▶ _EXERCISE MATERIALS_
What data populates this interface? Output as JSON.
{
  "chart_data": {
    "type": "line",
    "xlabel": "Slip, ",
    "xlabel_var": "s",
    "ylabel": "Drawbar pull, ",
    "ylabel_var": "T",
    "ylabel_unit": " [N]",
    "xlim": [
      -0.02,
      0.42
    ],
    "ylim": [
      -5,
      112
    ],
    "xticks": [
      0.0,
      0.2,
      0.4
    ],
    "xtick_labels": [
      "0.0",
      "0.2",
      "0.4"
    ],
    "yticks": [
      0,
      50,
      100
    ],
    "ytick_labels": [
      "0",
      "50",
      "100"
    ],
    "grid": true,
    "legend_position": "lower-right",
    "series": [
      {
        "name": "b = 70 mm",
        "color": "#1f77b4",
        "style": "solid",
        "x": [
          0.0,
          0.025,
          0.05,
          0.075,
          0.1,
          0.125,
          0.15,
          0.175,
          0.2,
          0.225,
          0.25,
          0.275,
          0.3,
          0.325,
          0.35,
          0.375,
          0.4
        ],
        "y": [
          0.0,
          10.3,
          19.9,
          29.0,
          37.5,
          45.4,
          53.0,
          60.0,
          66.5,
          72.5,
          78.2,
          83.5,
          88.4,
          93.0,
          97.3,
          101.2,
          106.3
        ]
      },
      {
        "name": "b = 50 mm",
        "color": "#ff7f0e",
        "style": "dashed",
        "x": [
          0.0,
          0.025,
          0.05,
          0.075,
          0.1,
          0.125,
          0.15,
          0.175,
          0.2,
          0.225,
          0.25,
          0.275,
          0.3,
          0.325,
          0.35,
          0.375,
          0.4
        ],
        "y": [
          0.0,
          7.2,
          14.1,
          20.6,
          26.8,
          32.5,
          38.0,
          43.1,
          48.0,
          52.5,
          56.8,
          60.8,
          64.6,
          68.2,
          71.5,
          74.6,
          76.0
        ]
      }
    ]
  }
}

▶ _YOUR GOAL_
Produce an exact copy of every entry above.

▶ _SOLUTION FOR THIS PROBLEM_
What data populates this interface? Output as JSON.
{
  "chart_data": {
    "type": "line",
    "xlabel": "Slip, ",
    "xlabel_var": "s",
    "ylabel": "Drawbar pull, ",
    "ylabel_var": "T",
    "ylabel_unit": " [N]",
    "xlim": [
      -0.02,
      0.42
    ],
    "ylim": [
      -5,
      112
    ],
    "xticks": [
      0.0,
      0.2,
      0.4
    ],
    "xtick_labels": [
      "0.0",
      "0.2",
      "0.4"
    ],
    "yticks": [
      0,
      50,
      100
    ],
    "ytick_labels": [
      "0",
      "50",
      "100"
    ],
    "grid": true,
    "legend_position": "lower-right",
    "series": [
      {
        "name": "b = 70 mm",
        "color": "#1f77b4",
        "style": "solid",
        "x": [
          0.0,
          0.025,
          0.05,
          0.075,
          0.1,
          0.125,
          0.15,
          0.175,
          0.2,
          0.225,
          0.25,
          0.275,
          0.3,
          0.325,
          0.35,
          0.375,
          0.4
        ],
        "y": [
          0.0,
          10.3,
          19.9,
          29.0,
          37.5,
          45.4,
          53.0,
          60.0,
          66.5,
          72.5,
          78.2,
          83.5,
          88.4,
          93.0,
          97.3,
          101.2,
          106.3
        ]
      },
      {
        "name": "b = 50 mm",
        "color": "#ff7f0e",
        "style": "dashed",
        "x": [
          0.0,
          0.025,
          0.05,
          0.075,
          0.1,
          0.125,
          0.15,
          0.175,
          0.2,
          0.225,
          0.25,
          0.275,
          0.3,
          0.325,
          0.35,
          0.375,
          0.4
        ],
        "y": [
          0.0,
          7.2,
          14.1,
          20.6,
          26.8,
          32.5,
          38.0,
          43.1,
          48.0,
          52.5,
          56.8,
          60.8,
          64.6,
          68.2,
          71.5,
          74.6,
          76.0
        ]
      }
    ]
  }
}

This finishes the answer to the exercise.